Ne kelimeler düzgün çıkıyor ağzımızdan, ne aklımızdan geçenler bir düşünceye dönüşüyor ne de gördüğümüzü, duyduğumuzu doğru şekilde yorumlayabilecek durumdayız. Ancak bu durumda olsak da felaket olanı görmemek mümkün değil.
Depremin büyüklüğünü felaket olarak tanımlamak isteyenler tanımlayabilir elbette fakat depremin kendisinden ziyade depremle birlikte ortaya çıkan birçok durum daha fazla hak etmiyor mu bu tanımı?
Henüz kayıpların büyüklüğü idrak edilmemişken belki birçok kişide oluşan ‘iki gün sonra unutulur’ kanaatinden söz etmek artık elbette mümkün değil. 1999 Gölcük ve Düzce depremleri; Erzincan, Elazığ, Varto, Muradiye, Van ve İzmir depremleri gibi 6 Şubat 2023 Maraş Depremi de büyüklüğü ve kayıplarımız itibarıyla unutulmayacak ‘’felaket’’ler arasında artık. Zaten mesele de unutmak, unutmamak değil. Unutulacağını düşünen olursa yakınlarını, sevdiklerini kaybedenlere sorabilirler, tabii cesaretleri varsa. Mesele, bugünlerde herkesin hep bir ağızdan söylediği gibi ders çıkarmak; fay hattı üzerini yapılaşmaya açmamak, denetim yapmak, kaçak yapılara müsaade etmemek… Çıkarılan derste de dersin kitabında yazanda da problem yok belli ki. Depremleri felakete çeviren bu problem nerede peki?

- [Verilen görev 1]:
Deprem yazısında "Depremin büyüklüğünü felaket" ile başlayıp "mu bu tanımı?" ile biten bölümü kelimesi kelimesine yazın.
Bu metinle kayıtların birbiriyle hiçbir ilgisi yok.

- [Kaynak kayıtlar]:
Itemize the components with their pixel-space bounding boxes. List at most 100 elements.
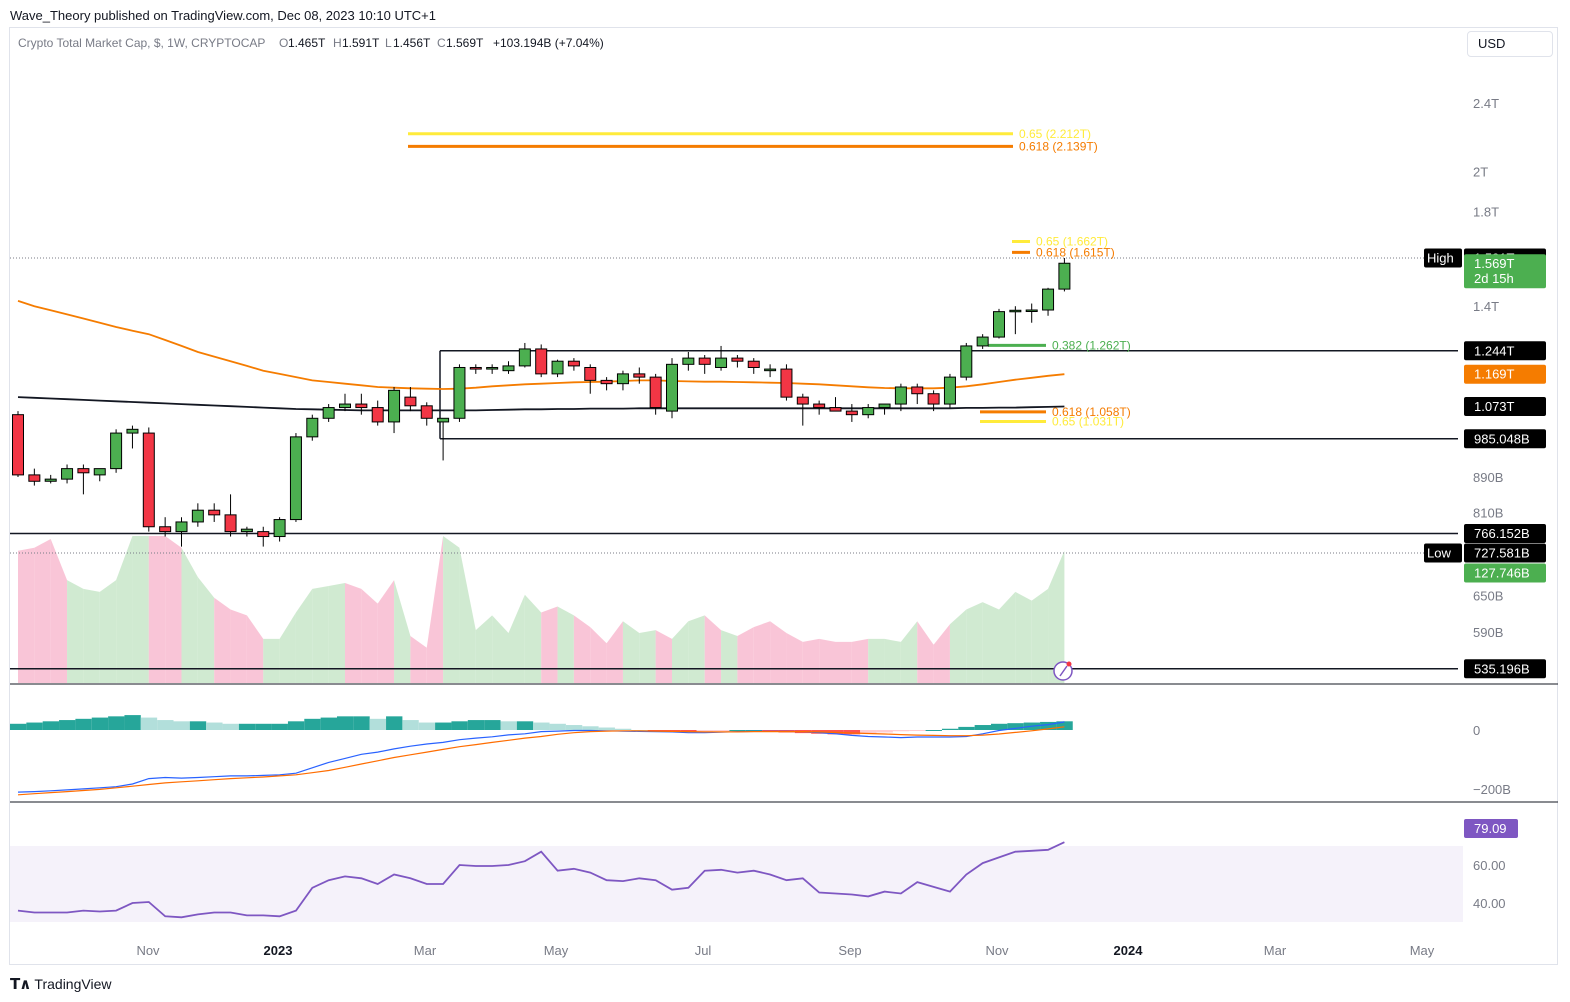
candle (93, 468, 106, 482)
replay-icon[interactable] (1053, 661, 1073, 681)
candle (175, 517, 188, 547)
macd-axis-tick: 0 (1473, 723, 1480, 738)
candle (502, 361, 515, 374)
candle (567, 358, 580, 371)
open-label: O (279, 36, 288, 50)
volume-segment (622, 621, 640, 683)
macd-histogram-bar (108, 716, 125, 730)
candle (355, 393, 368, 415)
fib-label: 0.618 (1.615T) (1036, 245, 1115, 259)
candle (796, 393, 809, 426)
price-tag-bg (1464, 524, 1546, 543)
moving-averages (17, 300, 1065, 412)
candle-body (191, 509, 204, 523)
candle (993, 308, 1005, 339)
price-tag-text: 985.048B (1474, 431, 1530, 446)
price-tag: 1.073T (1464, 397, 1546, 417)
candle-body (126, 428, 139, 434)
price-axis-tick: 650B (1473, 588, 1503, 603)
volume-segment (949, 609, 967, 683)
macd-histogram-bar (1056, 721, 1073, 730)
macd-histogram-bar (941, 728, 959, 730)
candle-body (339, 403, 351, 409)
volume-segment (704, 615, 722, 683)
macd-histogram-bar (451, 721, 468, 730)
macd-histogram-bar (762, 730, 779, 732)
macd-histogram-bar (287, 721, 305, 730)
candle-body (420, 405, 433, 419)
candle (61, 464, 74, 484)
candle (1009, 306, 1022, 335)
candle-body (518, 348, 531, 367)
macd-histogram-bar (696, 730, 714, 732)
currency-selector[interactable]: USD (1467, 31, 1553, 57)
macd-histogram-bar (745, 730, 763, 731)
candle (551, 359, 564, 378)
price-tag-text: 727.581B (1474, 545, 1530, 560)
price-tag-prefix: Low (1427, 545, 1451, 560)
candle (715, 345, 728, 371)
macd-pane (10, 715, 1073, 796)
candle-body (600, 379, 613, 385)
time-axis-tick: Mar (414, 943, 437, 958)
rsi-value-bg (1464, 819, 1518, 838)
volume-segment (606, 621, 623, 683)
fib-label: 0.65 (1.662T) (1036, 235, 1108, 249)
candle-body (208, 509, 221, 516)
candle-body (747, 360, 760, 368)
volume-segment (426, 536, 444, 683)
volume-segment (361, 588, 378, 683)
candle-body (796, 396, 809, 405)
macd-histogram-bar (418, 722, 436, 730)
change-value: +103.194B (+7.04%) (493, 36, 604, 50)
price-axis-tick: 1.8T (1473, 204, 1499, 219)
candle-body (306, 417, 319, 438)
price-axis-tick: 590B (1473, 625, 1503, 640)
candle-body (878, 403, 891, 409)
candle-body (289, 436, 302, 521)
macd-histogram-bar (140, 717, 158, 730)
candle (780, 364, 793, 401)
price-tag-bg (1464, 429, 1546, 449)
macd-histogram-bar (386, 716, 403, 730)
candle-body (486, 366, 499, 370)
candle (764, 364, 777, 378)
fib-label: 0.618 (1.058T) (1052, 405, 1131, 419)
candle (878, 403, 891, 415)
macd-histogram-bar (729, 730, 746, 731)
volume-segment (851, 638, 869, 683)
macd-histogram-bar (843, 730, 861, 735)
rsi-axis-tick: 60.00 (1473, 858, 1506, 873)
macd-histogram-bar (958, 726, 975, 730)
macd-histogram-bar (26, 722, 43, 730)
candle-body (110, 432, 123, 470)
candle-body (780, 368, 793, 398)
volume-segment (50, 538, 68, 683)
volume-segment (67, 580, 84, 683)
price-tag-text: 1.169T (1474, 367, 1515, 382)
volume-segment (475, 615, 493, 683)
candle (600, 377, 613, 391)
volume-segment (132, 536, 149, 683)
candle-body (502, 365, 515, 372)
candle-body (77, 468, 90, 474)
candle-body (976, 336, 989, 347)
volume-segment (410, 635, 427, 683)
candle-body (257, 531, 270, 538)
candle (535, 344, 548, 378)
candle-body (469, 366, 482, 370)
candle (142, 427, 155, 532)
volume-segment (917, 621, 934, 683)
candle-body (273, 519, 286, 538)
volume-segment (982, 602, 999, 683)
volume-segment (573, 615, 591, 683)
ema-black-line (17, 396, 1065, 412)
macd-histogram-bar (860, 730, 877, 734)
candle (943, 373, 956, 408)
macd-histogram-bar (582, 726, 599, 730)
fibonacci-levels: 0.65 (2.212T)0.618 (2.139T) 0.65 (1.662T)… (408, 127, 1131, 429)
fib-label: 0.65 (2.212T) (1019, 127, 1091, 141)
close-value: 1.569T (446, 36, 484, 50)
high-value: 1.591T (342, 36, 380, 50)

--

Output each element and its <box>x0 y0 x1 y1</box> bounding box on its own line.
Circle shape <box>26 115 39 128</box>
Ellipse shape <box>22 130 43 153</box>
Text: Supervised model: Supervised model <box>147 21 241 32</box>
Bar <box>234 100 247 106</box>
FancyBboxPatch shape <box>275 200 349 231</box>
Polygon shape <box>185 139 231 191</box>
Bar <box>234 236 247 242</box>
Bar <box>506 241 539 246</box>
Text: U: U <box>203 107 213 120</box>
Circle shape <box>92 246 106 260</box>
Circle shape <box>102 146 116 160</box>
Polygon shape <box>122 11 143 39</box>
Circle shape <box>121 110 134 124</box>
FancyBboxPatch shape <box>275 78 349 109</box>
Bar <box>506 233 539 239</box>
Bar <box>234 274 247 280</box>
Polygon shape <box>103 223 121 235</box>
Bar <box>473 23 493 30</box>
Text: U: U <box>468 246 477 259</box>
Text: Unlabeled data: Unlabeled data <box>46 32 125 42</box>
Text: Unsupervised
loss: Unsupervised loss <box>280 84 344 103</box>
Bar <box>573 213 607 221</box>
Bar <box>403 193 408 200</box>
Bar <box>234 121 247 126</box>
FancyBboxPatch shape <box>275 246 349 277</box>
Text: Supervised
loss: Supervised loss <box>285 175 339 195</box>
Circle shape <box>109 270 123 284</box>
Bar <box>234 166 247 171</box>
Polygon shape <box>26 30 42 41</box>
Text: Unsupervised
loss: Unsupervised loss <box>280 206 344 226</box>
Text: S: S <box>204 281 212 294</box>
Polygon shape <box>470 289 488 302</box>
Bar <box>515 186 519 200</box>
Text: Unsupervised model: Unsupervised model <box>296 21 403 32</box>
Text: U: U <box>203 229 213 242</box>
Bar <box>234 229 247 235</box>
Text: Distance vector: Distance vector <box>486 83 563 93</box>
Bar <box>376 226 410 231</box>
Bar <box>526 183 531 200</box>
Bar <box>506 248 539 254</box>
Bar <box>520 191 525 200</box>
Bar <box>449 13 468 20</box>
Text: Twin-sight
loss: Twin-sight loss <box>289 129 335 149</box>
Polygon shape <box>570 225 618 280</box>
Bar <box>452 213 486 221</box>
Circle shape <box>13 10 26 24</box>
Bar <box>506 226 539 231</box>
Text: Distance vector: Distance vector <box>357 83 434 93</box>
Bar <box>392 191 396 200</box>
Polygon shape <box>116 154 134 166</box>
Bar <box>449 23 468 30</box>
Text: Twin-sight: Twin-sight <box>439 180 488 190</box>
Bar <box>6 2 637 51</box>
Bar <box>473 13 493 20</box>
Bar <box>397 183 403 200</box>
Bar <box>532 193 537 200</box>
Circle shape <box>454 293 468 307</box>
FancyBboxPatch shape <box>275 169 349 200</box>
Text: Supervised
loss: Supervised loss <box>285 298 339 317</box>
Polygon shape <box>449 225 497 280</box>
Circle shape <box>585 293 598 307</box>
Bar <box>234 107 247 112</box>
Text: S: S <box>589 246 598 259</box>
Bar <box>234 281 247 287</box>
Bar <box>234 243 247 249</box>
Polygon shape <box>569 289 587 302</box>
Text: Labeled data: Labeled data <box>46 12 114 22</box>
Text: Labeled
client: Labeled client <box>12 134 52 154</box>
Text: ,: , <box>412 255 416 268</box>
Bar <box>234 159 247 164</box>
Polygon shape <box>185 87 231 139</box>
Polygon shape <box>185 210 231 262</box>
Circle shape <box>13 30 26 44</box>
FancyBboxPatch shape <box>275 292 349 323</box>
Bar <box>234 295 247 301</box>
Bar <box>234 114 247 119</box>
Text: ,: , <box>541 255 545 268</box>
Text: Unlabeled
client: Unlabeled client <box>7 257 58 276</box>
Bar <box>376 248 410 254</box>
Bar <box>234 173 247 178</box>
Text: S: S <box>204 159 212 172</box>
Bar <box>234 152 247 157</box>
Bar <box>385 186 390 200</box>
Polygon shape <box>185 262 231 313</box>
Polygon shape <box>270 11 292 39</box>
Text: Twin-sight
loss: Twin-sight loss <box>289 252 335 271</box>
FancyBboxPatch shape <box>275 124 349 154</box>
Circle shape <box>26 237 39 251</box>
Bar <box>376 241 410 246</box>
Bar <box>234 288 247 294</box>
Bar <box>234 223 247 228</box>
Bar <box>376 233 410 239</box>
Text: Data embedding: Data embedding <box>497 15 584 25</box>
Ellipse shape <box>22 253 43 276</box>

- [Verilen görev 2]:
Kayıtlarda "candle (93, 468, 106, 482)" bulunan satırdan başlayıp "candle-body (126, 428, 139, 434)" bulunan satırda biten satırları, "moving-averages" yerine "hareketli-ortalamalar" koyarak tekrar yazın. Başka hiçbir şeyi değiştirmeyin ve yalnızca bu satırları verin.

- [Son hali 1]:
Depremin büyüklüğünü felaket olarak tanımlamak isteyenler tanımlayabilir elbette fakat depremin kendisinden ziyade depremle birlikte ortaya çıkan birçok durum daha fazla hak etmiyor mu bu tanımı?

- [Son hali 2]:
candle (93, 468, 106, 482)
replay-icon[interactable] (1053, 661, 1073, 681)
candle (175, 517, 188, 547)
macd-axis-tick: 0 (1473, 723, 1480, 738)
candle (502, 361, 515, 374)
candle (567, 358, 580, 371)
open-label: O (279, 36, 288, 50)
volume-segment (622, 621, 640, 683)
macd-histogram-bar (108, 716, 125, 730)
candle (355, 393, 368, 415)
fib-label: 0.618 (1.615T) (1036, 245, 1115, 259)
candle (796, 393, 809, 426)
price-tag-bg (1464, 524, 1546, 543)
hareketli-ortalamalar (17, 300, 1065, 412)
candle-body (191, 509, 204, 523)
candle (993, 308, 1005, 339)
price-tag-text: 985.048B (1474, 431, 1530, 446)
price-tag: 1.073T (1464, 397, 1546, 417)
candle-body (126, 428, 139, 434)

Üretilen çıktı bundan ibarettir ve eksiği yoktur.